• [Task to carry out] In your copy of the data, include no pictures and alter nothing else.

• [Task inputs]

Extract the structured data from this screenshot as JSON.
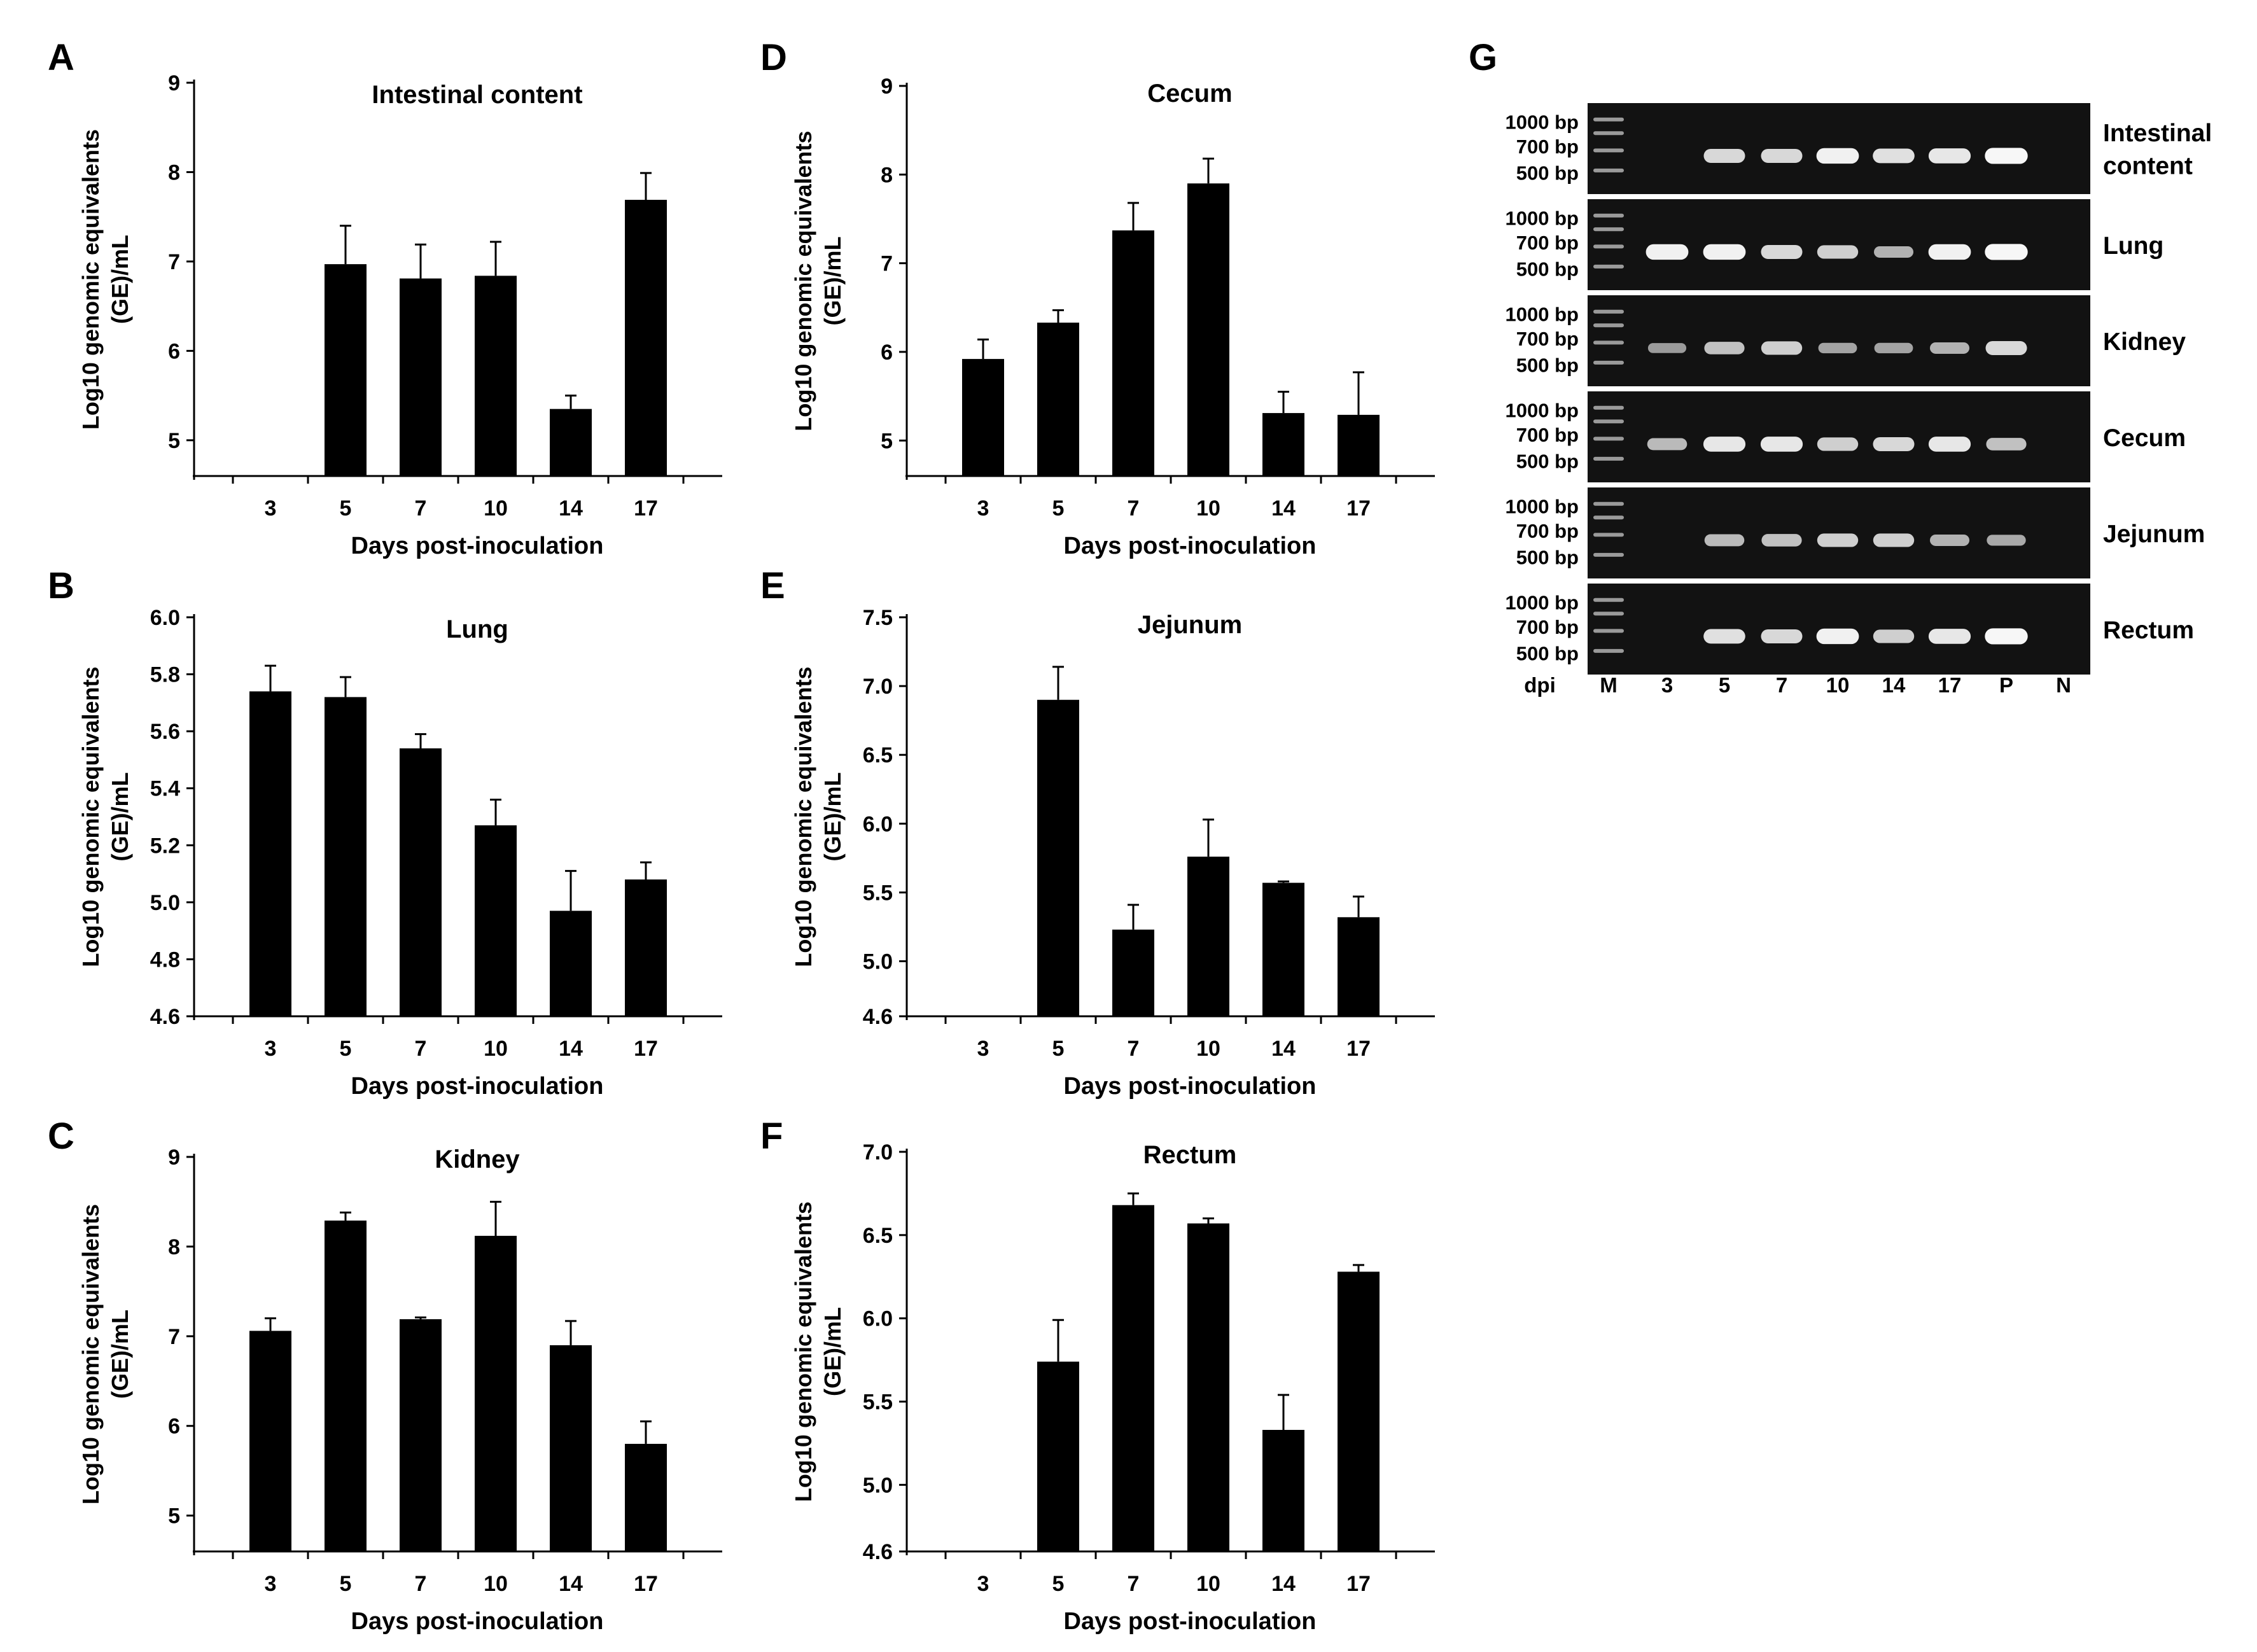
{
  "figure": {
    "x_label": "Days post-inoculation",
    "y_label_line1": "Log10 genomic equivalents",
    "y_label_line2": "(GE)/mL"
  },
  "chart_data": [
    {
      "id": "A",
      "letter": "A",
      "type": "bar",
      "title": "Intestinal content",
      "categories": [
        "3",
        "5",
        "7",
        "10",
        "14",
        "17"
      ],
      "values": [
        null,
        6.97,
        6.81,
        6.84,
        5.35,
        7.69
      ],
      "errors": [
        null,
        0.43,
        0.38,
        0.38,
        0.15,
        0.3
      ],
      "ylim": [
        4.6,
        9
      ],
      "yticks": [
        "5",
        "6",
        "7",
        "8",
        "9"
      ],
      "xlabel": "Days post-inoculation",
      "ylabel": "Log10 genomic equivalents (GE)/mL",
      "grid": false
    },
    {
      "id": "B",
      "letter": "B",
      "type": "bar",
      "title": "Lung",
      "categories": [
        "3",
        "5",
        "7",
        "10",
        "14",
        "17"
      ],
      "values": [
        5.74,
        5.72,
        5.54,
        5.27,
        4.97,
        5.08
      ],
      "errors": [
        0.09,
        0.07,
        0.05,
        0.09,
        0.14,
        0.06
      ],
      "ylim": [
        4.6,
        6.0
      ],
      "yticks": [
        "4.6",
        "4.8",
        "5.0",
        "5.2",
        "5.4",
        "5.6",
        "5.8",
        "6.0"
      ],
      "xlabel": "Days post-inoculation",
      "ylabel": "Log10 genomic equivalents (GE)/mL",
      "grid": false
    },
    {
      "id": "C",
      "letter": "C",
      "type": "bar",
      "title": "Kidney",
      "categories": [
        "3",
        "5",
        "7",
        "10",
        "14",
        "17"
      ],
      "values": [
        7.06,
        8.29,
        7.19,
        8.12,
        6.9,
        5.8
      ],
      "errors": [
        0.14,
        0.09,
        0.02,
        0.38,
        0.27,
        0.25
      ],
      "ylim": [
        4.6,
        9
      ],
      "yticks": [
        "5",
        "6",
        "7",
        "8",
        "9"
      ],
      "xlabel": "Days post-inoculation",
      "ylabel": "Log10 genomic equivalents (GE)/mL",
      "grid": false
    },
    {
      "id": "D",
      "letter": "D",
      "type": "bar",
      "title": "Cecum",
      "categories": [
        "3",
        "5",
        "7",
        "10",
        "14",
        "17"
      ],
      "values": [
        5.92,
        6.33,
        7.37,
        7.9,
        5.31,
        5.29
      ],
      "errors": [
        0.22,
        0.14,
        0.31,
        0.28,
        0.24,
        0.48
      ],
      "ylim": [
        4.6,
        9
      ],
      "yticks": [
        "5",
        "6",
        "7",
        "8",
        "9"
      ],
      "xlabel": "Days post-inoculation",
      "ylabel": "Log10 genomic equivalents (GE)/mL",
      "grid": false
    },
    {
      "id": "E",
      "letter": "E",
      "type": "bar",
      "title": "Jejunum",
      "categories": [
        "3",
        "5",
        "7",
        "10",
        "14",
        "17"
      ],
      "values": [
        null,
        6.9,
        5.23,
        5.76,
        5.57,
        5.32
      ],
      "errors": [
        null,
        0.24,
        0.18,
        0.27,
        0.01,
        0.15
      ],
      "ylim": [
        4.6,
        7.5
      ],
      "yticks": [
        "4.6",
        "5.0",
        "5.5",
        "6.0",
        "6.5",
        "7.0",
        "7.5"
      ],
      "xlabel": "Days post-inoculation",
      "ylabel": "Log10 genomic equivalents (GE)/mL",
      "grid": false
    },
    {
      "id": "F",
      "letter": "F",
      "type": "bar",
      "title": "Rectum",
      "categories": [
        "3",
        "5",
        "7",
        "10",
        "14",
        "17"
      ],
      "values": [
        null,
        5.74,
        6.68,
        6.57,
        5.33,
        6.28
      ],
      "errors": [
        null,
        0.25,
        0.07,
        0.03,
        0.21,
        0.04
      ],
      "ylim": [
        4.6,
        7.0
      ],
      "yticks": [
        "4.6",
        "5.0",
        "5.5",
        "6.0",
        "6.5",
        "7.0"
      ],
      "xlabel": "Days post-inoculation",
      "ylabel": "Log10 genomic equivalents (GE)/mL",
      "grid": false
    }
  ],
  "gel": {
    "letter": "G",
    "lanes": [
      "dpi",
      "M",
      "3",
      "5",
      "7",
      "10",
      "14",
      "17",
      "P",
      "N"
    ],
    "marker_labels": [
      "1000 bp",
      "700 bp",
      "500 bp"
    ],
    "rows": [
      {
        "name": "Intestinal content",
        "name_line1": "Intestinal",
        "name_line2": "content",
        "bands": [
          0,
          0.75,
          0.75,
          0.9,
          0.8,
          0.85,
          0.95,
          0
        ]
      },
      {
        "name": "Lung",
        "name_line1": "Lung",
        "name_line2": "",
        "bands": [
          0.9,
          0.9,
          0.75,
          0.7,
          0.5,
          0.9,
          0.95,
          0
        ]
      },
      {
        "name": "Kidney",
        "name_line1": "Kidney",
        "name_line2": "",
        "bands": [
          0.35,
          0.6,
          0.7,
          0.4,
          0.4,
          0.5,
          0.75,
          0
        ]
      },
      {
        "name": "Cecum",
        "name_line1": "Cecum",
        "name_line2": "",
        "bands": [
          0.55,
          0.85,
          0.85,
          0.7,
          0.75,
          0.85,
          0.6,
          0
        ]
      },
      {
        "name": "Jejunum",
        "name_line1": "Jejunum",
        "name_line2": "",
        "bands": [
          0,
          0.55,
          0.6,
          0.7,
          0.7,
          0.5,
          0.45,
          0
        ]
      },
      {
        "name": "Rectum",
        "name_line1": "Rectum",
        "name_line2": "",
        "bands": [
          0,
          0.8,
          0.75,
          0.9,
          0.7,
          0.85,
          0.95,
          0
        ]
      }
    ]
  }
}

• [Solution]
Extract the structured data from this screenshot as JSON.
{
  "figure": {
    "x_label": "Days post-inoculation",
    "y_label_line1": "Log10 genomic equivalents",
    "y_label_line2": "(GE)/mL"
  },
  "chart_data": [
    {
      "id": "A",
      "letter": "A",
      "type": "bar",
      "title": "Intestinal content",
      "categories": [
        "3",
        "5",
        "7",
        "10",
        "14",
        "17"
      ],
      "values": [
        null,
        6.97,
        6.81,
        6.84,
        5.35,
        7.69
      ],
      "errors": [
        null,
        0.43,
        0.38,
        0.38,
        0.15,
        0.3
      ],
      "ylim": [
        4.6,
        9
      ],
      "yticks": [
        "5",
        "6",
        "7",
        "8",
        "9"
      ],
      "xlabel": "Days post-inoculation",
      "ylabel": "Log10 genomic equivalents (GE)/mL",
      "grid": false
    },
    {
      "id": "B",
      "letter": "B",
      "type": "bar",
      "title": "Lung",
      "categories": [
        "3",
        "5",
        "7",
        "10",
        "14",
        "17"
      ],
      "values": [
        5.74,
        5.72,
        5.54,
        5.27,
        4.97,
        5.08
      ],
      "errors": [
        0.09,
        0.07,
        0.05,
        0.09,
        0.14,
        0.06
      ],
      "ylim": [
        4.6,
        6.0
      ],
      "yticks": [
        "4.6",
        "4.8",
        "5.0",
        "5.2",
        "5.4",
        "5.6",
        "5.8",
        "6.0"
      ],
      "xlabel": "Days post-inoculation",
      "ylabel": "Log10 genomic equivalents (GE)/mL",
      "grid": false
    },
    {
      "id": "C",
      "letter": "C",
      "type": "bar",
      "title": "Kidney",
      "categories": [
        "3",
        "5",
        "7",
        "10",
        "14",
        "17"
      ],
      "values": [
        7.06,
        8.29,
        7.19,
        8.12,
        6.9,
        5.8
      ],
      "errors": [
        0.14,
        0.09,
        0.02,
        0.38,
        0.27,
        0.25
      ],
      "ylim": [
        4.6,
        9
      ],
      "yticks": [
        "5",
        "6",
        "7",
        "8",
        "9"
      ],
      "xlabel": "Days post-inoculation",
      "ylabel": "Log10 genomic equivalents (GE)/mL",
      "grid": false
    },
    {
      "id": "D",
      "letter": "D",
      "type": "bar",
      "title": "Cecum",
      "categories": [
        "3",
        "5",
        "7",
        "10",
        "14",
        "17"
      ],
      "values": [
        5.92,
        6.33,
        7.37,
        7.9,
        5.31,
        5.29
      ],
      "errors": [
        0.22,
        0.14,
        0.31,
        0.28,
        0.24,
        0.48
      ],
      "ylim": [
        4.6,
        9
      ],
      "yticks": [
        "5",
        "6",
        "7",
        "8",
        "9"
      ],
      "xlabel": "Days post-inoculation",
      "ylabel": "Log10 genomic equivalents (GE)/mL",
      "grid": false
    },
    {
      "id": "E",
      "letter": "E",
      "type": "bar",
      "title": "Jejunum",
      "categories": [
        "3",
        "5",
        "7",
        "10",
        "14",
        "17"
      ],
      "values": [
        null,
        6.9,
        5.23,
        5.76,
        5.57,
        5.32
      ],
      "errors": [
        null,
        0.24,
        0.18,
        0.27,
        0.01,
        0.15
      ],
      "ylim": [
        4.6,
        7.5
      ],
      "yticks": [
        "4.6",
        "5.0",
        "5.5",
        "6.0",
        "6.5",
        "7.0",
        "7.5"
      ],
      "xlabel": "Days post-inoculation",
      "ylabel": "Log10 genomic equivalents (GE)/mL",
      "grid": false
    },
    {
      "id": "F",
      "letter": "F",
      "type": "bar",
      "title": "Rectum",
      "categories": [
        "3",
        "5",
        "7",
        "10",
        "14",
        "17"
      ],
      "values": [
        null,
        5.74,
        6.68,
        6.57,
        5.33,
        6.28
      ],
      "errors": [
        null,
        0.25,
        0.07,
        0.03,
        0.21,
        0.04
      ],
      "ylim": [
        4.6,
        7.0
      ],
      "yticks": [
        "4.6",
        "5.0",
        "5.5",
        "6.0",
        "6.5",
        "7.0"
      ],
      "xlabel": "Days post-inoculation",
      "ylabel": "Log10 genomic equivalents (GE)/mL",
      "grid": false
    }
  ],
  "gel": {
    "letter": "G",
    "lanes": [
      "dpi",
      "M",
      "3",
      "5",
      "7",
      "10",
      "14",
      "17",
      "P",
      "N"
    ],
    "marker_labels": [
      "1000 bp",
      "700 bp",
      "500 bp"
    ],
    "rows": [
      {
        "name": "Intestinal content",
        "name_line1": "Intestinal",
        "name_line2": "content",
        "bands": [
          0,
          0.75,
          0.75,
          0.9,
          0.8,
          0.85,
          0.95,
          0
        ]
      },
      {
        "name": "Lung",
        "name_line1": "Lung",
        "name_line2": "",
        "bands": [
          0.9,
          0.9,
          0.75,
          0.7,
          0.5,
          0.9,
          0.95,
          0
        ]
      },
      {
        "name": "Kidney",
        "name_line1": "Kidney",
        "name_line2": "",
        "bands": [
          0.35,
          0.6,
          0.7,
          0.4,
          0.4,
          0.5,
          0.75,
          0
        ]
      },
      {
        "name": "Cecum",
        "name_line1": "Cecum",
        "name_line2": "",
        "bands": [
          0.55,
          0.85,
          0.85,
          0.7,
          0.75,
          0.85,
          0.6,
          0
        ]
      },
      {
        "name": "Jejunum",
        "name_line1": "Jejunum",
        "name_line2": "",
        "bands": [
          0,
          0.55,
          0.6,
          0.7,
          0.7,
          0.5,
          0.45,
          0
        ]
      },
      {
        "name": "Rectum",
        "name_line1": "Rectum",
        "name_line2": "",
        "bands": [
          0,
          0.8,
          0.75,
          0.9,
          0.7,
          0.85,
          0.95,
          0
        ]
      }
    ]
  }
}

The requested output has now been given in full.